>> Begin
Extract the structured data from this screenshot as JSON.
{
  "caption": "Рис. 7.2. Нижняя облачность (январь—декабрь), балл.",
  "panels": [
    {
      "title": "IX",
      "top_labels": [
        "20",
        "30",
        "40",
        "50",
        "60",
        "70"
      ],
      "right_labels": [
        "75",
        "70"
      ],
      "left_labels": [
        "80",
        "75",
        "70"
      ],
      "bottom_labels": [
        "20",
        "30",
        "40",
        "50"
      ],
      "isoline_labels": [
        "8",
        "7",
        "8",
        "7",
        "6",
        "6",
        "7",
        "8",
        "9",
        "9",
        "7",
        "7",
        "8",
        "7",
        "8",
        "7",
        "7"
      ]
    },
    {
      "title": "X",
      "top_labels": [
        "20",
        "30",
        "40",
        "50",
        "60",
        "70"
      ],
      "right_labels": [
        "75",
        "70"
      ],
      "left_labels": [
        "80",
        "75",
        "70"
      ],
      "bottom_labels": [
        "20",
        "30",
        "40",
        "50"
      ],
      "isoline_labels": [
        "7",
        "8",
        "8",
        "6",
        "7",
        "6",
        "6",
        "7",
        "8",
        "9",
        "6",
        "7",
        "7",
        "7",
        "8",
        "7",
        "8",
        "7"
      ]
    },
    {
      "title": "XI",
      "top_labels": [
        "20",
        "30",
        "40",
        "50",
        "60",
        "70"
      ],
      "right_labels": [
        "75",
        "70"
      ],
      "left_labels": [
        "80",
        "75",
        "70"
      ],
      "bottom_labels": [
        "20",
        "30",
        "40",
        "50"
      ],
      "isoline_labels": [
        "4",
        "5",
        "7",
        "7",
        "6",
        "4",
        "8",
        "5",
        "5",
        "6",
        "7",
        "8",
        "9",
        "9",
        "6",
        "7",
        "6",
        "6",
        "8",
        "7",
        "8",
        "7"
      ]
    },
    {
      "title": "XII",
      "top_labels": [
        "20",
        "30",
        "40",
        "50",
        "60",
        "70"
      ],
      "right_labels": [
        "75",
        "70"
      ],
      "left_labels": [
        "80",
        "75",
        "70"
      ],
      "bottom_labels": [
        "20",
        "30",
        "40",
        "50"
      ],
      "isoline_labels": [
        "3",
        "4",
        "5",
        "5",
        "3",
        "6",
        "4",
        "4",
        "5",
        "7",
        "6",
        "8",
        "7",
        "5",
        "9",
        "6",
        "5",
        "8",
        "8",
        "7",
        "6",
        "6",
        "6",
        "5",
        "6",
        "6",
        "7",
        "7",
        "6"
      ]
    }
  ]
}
>> End
>> Begin
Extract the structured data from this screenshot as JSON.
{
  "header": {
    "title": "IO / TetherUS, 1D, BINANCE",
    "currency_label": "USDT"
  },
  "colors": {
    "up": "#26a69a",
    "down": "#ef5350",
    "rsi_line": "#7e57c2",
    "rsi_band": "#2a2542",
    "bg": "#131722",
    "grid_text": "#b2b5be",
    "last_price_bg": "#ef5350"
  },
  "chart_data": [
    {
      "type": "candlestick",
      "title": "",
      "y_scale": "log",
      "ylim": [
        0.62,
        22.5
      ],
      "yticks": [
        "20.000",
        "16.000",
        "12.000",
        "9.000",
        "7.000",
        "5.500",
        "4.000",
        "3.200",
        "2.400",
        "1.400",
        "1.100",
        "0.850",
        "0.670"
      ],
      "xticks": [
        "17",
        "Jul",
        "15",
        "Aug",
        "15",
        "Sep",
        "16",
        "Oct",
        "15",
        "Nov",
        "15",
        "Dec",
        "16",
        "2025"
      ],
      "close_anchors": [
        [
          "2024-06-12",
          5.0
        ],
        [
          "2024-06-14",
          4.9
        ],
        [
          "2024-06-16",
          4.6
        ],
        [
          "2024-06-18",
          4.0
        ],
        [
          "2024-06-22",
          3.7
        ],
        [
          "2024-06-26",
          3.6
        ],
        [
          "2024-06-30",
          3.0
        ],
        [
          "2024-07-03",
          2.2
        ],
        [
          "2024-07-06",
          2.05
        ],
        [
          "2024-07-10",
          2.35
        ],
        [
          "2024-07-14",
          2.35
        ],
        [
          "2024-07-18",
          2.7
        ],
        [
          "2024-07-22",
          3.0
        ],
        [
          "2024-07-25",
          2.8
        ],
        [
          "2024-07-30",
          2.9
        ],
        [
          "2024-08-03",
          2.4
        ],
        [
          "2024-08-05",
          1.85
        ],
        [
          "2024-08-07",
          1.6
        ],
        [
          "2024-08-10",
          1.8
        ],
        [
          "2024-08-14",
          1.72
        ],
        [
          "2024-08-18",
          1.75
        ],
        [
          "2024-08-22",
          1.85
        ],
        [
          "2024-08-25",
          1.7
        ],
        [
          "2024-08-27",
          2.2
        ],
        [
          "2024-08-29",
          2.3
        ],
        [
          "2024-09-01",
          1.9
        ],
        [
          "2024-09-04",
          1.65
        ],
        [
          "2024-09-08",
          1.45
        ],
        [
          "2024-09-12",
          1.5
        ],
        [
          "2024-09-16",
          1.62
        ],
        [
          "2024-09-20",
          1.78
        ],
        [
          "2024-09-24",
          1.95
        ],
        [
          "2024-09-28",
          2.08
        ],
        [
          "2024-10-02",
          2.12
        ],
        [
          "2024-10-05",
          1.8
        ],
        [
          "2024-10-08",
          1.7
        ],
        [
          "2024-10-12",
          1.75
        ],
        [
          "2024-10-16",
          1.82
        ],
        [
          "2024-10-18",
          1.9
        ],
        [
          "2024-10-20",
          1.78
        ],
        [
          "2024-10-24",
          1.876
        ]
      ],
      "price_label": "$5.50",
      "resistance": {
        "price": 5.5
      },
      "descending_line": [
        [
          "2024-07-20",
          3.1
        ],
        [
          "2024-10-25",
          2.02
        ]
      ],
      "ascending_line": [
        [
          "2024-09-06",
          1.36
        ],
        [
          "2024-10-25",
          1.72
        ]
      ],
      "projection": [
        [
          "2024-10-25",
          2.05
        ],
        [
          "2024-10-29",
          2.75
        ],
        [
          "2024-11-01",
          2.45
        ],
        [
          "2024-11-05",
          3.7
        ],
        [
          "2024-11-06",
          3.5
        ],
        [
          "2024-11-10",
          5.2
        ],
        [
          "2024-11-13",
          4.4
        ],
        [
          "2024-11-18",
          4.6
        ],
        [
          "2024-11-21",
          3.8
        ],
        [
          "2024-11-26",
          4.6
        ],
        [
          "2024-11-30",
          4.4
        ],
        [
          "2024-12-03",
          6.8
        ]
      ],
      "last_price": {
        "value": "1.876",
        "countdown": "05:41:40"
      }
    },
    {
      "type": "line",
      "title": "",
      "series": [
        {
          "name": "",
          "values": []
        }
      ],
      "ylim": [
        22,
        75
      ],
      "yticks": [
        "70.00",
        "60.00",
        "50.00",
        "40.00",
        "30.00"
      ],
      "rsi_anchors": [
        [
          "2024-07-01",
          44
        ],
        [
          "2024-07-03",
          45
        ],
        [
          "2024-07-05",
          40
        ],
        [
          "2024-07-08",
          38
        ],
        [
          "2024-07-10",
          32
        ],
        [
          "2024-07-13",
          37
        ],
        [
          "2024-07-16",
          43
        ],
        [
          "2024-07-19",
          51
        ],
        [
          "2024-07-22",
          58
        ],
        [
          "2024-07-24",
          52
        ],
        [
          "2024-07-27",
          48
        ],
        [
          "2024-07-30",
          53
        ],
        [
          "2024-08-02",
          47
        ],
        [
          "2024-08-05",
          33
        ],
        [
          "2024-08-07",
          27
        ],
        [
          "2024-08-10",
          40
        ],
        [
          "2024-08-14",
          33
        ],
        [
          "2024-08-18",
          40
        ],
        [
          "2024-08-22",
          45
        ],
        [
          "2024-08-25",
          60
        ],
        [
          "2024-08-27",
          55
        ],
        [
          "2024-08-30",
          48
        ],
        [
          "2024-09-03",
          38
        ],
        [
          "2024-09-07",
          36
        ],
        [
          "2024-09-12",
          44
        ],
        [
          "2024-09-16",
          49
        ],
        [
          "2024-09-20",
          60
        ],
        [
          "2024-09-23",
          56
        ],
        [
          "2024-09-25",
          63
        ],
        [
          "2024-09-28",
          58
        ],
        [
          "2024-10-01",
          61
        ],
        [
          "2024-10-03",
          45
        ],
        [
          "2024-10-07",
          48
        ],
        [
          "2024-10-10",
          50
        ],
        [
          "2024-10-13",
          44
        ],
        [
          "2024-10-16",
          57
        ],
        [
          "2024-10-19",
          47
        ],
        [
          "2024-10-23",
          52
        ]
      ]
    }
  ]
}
>> End
>> Begin
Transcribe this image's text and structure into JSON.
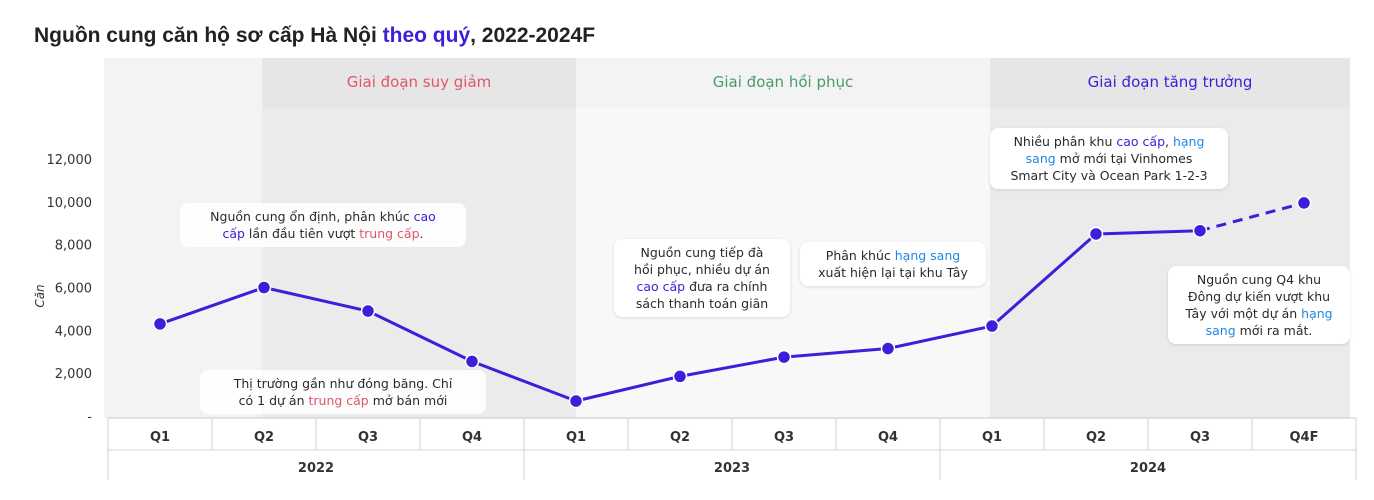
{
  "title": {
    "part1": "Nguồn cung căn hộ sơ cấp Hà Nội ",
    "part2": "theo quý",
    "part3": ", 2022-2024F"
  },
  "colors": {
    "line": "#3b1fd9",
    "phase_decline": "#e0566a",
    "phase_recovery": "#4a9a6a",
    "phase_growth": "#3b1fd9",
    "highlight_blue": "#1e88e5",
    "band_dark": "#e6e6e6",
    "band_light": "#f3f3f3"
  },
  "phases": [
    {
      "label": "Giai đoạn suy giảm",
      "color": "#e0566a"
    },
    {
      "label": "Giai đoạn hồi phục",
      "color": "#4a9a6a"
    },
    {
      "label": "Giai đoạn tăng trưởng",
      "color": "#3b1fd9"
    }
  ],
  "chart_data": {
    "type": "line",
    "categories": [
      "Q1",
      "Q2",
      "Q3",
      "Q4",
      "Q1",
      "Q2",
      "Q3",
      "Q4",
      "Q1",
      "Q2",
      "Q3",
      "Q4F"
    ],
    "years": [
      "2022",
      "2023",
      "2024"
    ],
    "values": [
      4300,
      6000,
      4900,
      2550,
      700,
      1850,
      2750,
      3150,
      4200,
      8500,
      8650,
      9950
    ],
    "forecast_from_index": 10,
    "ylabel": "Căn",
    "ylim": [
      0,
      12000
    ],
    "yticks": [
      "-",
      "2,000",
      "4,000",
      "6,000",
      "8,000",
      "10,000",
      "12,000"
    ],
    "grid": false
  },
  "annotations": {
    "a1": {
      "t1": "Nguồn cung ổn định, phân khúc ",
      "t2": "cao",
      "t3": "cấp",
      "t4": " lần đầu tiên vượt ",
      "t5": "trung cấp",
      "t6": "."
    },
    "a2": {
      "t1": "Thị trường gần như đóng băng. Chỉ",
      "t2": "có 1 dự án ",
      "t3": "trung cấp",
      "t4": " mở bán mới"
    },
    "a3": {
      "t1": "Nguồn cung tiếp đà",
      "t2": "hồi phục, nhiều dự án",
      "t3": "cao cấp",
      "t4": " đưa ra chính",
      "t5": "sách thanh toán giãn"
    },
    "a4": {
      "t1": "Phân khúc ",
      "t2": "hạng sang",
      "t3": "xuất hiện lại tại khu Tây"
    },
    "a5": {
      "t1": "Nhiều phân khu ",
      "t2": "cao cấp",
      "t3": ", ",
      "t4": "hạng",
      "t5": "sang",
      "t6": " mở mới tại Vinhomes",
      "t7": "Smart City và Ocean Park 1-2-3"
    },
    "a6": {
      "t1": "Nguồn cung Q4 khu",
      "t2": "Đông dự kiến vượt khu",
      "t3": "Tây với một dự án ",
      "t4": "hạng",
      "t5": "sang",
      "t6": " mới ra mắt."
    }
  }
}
>> End
# [Aim]
Note each line of the entries that has "title" in it, and copy those lines.

# [Response for this exercise]
      "title": "IX",
      "title": "X",
      "title": "XI",
      "title": "XII",
    "title": "IO / TetherUS, 1D, BINANCE",
      "title": "",
      "title": "",
  "title": {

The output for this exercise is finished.